* _Listed entries_
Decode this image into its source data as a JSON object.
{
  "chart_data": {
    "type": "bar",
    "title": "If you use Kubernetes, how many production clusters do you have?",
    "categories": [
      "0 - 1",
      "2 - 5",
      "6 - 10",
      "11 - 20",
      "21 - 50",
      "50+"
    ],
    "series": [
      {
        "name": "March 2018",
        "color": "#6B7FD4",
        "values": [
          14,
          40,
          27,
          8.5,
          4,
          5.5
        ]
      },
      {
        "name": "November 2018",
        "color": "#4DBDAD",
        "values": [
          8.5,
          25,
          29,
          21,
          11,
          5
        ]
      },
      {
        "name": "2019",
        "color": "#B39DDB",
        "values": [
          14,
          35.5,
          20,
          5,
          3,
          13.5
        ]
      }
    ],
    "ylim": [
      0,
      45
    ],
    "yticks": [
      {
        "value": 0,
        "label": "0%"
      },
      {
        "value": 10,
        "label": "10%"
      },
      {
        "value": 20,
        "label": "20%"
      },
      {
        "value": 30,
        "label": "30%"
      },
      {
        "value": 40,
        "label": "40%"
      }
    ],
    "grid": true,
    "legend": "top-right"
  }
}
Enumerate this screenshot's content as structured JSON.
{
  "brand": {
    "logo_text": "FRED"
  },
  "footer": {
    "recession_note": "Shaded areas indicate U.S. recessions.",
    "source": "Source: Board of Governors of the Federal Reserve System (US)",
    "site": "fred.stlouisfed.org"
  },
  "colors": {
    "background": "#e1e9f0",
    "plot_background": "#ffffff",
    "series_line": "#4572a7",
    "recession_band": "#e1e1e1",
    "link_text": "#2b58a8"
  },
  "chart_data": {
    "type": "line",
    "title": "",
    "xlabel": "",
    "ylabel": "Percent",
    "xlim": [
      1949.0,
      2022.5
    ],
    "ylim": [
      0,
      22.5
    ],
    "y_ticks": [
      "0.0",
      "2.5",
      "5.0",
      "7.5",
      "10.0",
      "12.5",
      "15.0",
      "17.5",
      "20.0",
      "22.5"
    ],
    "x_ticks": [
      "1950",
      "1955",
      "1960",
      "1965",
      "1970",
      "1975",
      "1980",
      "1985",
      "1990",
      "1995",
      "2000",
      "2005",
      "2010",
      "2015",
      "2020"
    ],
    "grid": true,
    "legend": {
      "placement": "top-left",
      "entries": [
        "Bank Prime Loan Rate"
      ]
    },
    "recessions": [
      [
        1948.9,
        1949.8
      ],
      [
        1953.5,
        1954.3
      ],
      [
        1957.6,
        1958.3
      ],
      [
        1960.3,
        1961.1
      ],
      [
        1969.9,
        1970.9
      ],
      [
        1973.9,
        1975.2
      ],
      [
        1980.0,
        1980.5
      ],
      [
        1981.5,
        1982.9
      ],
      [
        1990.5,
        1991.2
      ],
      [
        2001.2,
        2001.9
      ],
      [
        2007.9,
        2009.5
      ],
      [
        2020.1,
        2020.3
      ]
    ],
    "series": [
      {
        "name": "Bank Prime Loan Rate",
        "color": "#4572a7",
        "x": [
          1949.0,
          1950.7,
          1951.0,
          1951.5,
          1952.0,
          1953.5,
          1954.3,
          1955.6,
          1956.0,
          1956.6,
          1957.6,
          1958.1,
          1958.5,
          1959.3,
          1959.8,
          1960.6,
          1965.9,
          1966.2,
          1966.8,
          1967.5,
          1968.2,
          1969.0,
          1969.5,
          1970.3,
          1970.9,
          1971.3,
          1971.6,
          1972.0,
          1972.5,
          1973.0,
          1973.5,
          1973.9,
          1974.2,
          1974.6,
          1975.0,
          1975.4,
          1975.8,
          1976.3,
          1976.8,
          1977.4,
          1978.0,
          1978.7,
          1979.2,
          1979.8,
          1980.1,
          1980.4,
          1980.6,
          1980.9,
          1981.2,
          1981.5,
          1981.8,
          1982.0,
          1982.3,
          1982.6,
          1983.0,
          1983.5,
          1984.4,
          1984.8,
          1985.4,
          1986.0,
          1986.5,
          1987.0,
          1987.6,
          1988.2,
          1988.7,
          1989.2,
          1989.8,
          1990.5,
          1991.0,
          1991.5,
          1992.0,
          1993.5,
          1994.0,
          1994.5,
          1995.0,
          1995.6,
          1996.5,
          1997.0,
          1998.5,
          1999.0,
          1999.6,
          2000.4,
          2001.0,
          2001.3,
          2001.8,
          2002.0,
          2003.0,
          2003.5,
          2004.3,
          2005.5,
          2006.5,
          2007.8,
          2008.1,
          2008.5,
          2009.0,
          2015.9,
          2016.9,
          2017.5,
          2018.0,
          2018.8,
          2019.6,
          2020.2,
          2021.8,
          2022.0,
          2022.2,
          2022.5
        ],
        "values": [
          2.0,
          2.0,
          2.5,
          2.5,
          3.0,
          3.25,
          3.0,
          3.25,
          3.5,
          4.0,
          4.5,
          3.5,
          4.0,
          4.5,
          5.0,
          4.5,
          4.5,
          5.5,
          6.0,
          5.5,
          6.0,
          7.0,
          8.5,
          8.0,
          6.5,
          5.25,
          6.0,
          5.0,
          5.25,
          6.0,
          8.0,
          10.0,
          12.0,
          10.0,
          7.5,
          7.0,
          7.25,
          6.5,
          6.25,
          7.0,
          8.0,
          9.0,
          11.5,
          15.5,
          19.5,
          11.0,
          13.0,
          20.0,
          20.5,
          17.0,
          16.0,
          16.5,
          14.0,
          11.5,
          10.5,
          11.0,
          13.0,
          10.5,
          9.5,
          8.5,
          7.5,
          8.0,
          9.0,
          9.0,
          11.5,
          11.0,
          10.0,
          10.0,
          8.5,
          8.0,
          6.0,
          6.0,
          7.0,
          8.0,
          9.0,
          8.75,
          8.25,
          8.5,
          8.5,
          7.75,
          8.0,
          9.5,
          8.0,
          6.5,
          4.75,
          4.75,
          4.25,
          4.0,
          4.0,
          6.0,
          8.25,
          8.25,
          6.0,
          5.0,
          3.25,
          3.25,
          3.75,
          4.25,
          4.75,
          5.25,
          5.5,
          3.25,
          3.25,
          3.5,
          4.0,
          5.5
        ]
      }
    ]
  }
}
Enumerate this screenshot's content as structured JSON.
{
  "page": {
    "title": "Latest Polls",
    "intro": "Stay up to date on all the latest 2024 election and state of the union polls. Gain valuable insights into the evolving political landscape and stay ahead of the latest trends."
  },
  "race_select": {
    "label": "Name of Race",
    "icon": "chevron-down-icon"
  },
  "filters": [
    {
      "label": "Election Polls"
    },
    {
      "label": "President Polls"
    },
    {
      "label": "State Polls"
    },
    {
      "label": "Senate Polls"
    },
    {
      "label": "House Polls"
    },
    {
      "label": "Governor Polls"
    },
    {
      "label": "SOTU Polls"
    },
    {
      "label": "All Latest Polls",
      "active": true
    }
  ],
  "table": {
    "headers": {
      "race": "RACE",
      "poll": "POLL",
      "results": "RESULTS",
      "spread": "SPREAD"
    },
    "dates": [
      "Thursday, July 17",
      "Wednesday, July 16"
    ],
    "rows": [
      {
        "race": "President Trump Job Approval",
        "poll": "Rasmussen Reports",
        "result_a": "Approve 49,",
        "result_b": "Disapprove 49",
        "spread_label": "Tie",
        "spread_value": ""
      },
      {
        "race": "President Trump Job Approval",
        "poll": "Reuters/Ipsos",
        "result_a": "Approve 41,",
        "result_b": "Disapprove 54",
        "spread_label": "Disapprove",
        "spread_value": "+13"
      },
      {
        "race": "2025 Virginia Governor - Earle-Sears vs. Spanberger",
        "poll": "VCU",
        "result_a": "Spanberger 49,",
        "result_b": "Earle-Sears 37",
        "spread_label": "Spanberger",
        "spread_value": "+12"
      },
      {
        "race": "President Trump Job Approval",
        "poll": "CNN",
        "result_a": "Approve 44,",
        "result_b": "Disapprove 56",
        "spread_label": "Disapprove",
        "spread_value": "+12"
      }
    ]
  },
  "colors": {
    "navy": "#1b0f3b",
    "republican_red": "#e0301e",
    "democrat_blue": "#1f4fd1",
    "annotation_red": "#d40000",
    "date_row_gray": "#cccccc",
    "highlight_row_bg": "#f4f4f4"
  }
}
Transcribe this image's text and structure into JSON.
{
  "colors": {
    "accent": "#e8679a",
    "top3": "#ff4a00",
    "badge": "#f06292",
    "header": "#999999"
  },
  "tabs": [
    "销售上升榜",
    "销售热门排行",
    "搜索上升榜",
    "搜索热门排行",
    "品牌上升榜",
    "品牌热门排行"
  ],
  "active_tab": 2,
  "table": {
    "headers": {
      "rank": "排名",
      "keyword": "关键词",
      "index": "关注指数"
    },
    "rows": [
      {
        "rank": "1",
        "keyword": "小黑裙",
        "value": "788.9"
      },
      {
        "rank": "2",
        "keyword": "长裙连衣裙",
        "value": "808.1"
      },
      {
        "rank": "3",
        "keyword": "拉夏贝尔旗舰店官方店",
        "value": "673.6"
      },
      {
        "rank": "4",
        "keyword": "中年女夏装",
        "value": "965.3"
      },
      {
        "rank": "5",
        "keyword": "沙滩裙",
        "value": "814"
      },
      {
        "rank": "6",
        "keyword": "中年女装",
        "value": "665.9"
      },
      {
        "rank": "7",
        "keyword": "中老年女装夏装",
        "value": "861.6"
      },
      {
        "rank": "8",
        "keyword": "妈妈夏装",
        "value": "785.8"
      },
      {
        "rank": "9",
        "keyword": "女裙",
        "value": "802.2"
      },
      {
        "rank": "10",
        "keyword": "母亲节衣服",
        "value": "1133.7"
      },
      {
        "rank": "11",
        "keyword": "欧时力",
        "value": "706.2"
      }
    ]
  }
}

* _Required work_
Gather, from the listing above, every line carrying the word "source".

* _Solution for this task_
Decode this image into its source data as a JSON object.
    "source": "Source: Board of Governors of the Federal Reserve System (US)",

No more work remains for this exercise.